* _SUPPLIED DATA_:
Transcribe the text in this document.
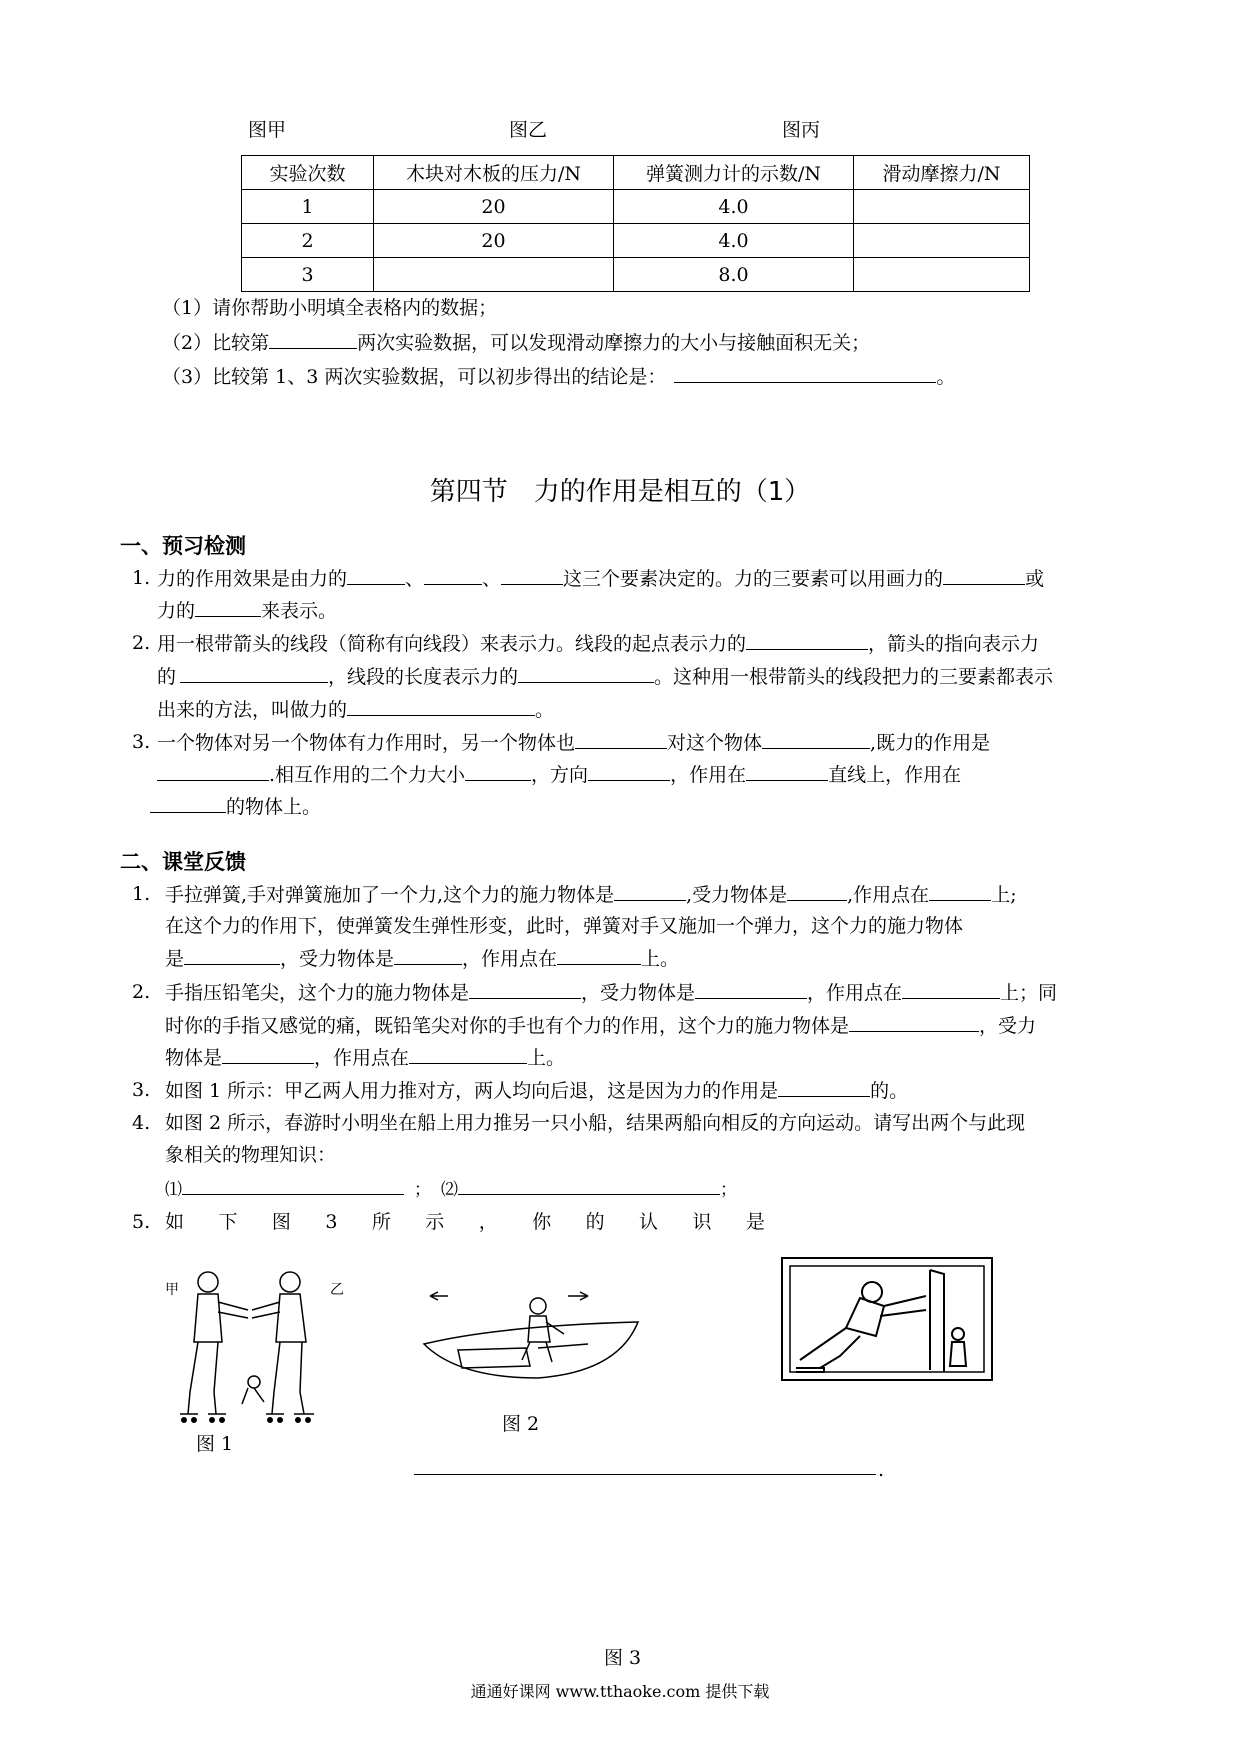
图甲	图乙	图丙
实验次数	木块对木板的压力/N	弹簧测力计的示数/N	滑动摩擦力/N
1	20	4.0	
2	20	4.0	
3		8.0	
（1）请你帮助小明填全表格内的数据；
（2）比较第	两次实验数据，可以发现滑动摩擦力的大小与接触面积无关；
（3）比较第 1、3 两次实验数据，可以初步得出的结论是：	。
第四节　力的作用是相互的（1）
一、预习检测
1. 力的作用效果是由力的	、	、	这三个要素决定的。力的三要素可以用画力的	或
力的	来表示。
2. 用一根带箭头的线段（简称有向线段）来表示力。线段的起点表示力的	，箭头的指向表示力
的	，线段的长度表示力的	。这种用一根带箭头的线段把力的三要素都表示
出来的方法，叫做力的	。
3. 一个物体对另一个物体有力作用时，另一个物体也	对这个物体	,既力的作用是
.相互作用的二个力大小	，方向	，作用在	直线上，作用在
的物体上。
二、课堂反馈
1. 手拉弹簧,手对弹簧施加了一个力,这个力的施力物体是	,受力物体是	,作用点在	上;
在这个力的作用下，使弹簧发生弹性形变，此时，弹簧对手又施加一个弹力，这个力的施力物体
是	，受力物体是	，作用点在	上。
2. 手指压铅笔尖，这个力的施力物体是	，受力物体是	，作用点在	上；同
时你的手指又感觉的痛，既铅笔尖对你的手也有个力的作用，这个力的施力物体是	，受力
物体是	，作用点在	上。
3. 如图 1 所示：甲乙两人用力推对方，两人均向后退，这是因为力的作用是	的。
4. 如图 2 所示，春游时小明坐在船上用力推另一只小船，结果两船向相反的方向运动。请写出两个与此现
象相关的物理知识：
⑴	； ⑵	；
5. 如 下 图 3 所 示 ， 你 的 认 识 是
甲	乙
图 1
图 2
.
图 3
通通好课网 www.tthaoke.com 提供下载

* _TASK DETAILS_: Quote the records in full and exactly; skip any image.

* _REPLY TO THE TASK_:
Transcribe the text in this document.
图甲	图乙	图丙
实验次数	木块对木板的压力/N	弹簧测力计的示数/N	滑动摩擦力/N
1	20	4.0	
2	20	4.0	
3		8.0	
（1）请你帮助小明填全表格内的数据；
（2）比较第	两次实验数据，可以发现滑动摩擦力的大小与接触面积无关；
（3）比较第 1、3 两次实验数据，可以初步得出的结论是：	。
第四节　力的作用是相互的（1）
一、预习检测
1. 力的作用效果是由力的	、	、	这三个要素决定的。力的三要素可以用画力的	或
力的	来表示。
2. 用一根带箭头的线段（简称有向线段）来表示力。线段的起点表示力的	，箭头的指向表示力
的	，线段的长度表示力的	。这种用一根带箭头的线段把力的三要素都表示
出来的方法，叫做力的	。
3. 一个物体对另一个物体有力作用时，另一个物体也	对这个物体	,既力的作用是
.相互作用的二个力大小	，方向	，作用在	直线上，作用在
的物体上。
二、课堂反馈
1. 手拉弹簧,手对弹簧施加了一个力,这个力的施力物体是	,受力物体是	,作用点在	上;
在这个力的作用下，使弹簧发生弹性形变，此时，弹簧对手又施加一个弹力，这个力的施力物体
是	，受力物体是	，作用点在	上。
2. 手指压铅笔尖，这个力的施力物体是	，受力物体是	，作用点在	上；同
时你的手指又感觉的痛，既铅笔尖对你的手也有个力的作用，这个力的施力物体是	，受力
物体是	，作用点在	上。
3. 如图 1 所示：甲乙两人用力推对方，两人均向后退，这是因为力的作用是	的。
4. 如图 2 所示，春游时小明坐在船上用力推另一只小船，结果两船向相反的方向运动。请写出两个与此现
象相关的物理知识：
⑴	； ⑵	；
5. 如 下 图 3 所 示 ， 你 的 认 识 是
甲	乙
图 1
图 2
.
图 3
通通好课网 www.tthaoke.com 提供下载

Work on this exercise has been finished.